» Given task
Format the data below as a numbered list. Start at the line that contains "What elements are", stop after the line that contains "- tweet-metadata: 7:38", and leave out blank lines.

» Working data
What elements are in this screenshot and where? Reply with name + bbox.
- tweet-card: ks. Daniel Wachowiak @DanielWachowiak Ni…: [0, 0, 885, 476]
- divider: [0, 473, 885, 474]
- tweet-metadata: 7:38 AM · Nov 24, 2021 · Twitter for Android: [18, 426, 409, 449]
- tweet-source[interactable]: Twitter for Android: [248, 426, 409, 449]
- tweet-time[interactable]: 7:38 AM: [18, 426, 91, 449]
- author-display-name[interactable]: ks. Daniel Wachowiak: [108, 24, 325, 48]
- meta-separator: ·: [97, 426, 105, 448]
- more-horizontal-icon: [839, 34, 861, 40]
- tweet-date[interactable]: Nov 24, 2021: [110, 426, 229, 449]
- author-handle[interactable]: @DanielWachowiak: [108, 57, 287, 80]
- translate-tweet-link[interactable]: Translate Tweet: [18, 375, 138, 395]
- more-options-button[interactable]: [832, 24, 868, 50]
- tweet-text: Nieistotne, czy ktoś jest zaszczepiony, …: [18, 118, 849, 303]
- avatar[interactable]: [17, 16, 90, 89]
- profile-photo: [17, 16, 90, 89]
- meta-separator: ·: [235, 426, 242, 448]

==

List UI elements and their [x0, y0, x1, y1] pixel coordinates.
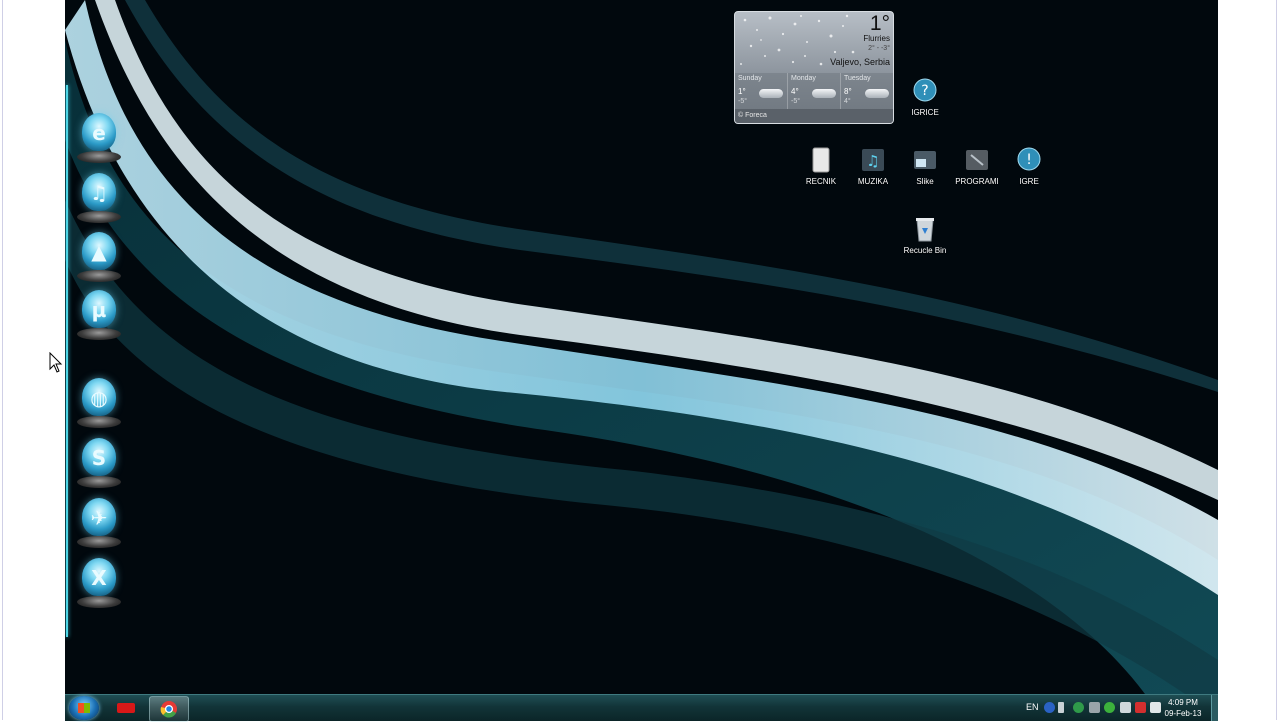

» Result for this task
1. What elements are in this screenshot and where? Reply with name + bbox.
2. - tweet-card: ks. Daniel Wachowiak @DanielWachowiak Ni…: [0, 0, 885, 476]
3. - divider: [0, 473, 885, 474]
4. - tweet-metadata: 7:38 AM · Nov 24, 2021 · Twitter for Android: [18, 426, 409, 449]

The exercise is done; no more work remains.